_Exercise directions_:
Write every entry out again exactly, please, and skip the pictures.

_Data rows_:
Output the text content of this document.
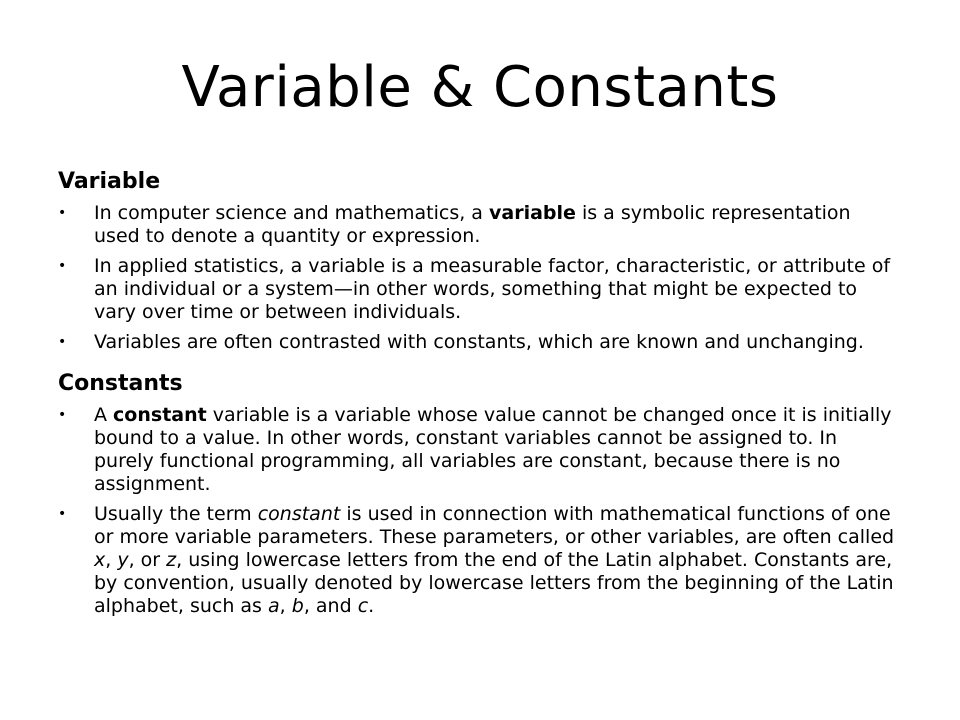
Variable & Constants
Variable
• In computer science and mathematics, a variable is a symbolic representation used to denote a quantity or expression.
• In applied statistics, a variable is a measurable factor, characteristic, or attribute of an individual or a system—in other words, something that might be expected to vary over time or between individuals.
• Variables are often contrasted with constants, which are known and unchanging.
Constants
• A constant variable is a variable whose value cannot be changed once it is initially bound to a value. In other words, constant variables cannot be assigned to. In purely functional programming, all variables are constant, because there is no assignment.
• Usually the term constant is used in connection with mathematical functions of one or more variable parameters. These parameters, or other variables, are often called x, y, or z, using lowercase letters from the end of the Latin alphabet. Constants are, by convention, usually denoted by lowercase letters from the beginning of the Latin alphabet, such as a, b, and c.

_Exercise answer_:
Output the text content of this document.
Variable & Constants
Variable
• In computer science and mathematics, a variable is a symbolic representation used to denote a quantity or expression.
• In applied statistics, a variable is a measurable factor, characteristic, or attribute of an individual or a system—in other words, something that might be expected to vary over time or between individuals.
• Variables are often contrasted with constants, which are known and unchanging.
Constants
• A constant variable is a variable whose value cannot be changed once it is initially bound to a value. In other words, constant variables cannot be assigned to. In purely functional programming, all variables are constant, because there is no assignment.
• Usually the term constant is used in connection with mathematical functions of one or more variable parameters. These parameters, or other variables, are often called x, y, or z, using lowercase letters from the end of the Latin alphabet. Constants are, by convention, usually denoted by lowercase letters from the beginning of the Latin alphabet, such as a, b, and c.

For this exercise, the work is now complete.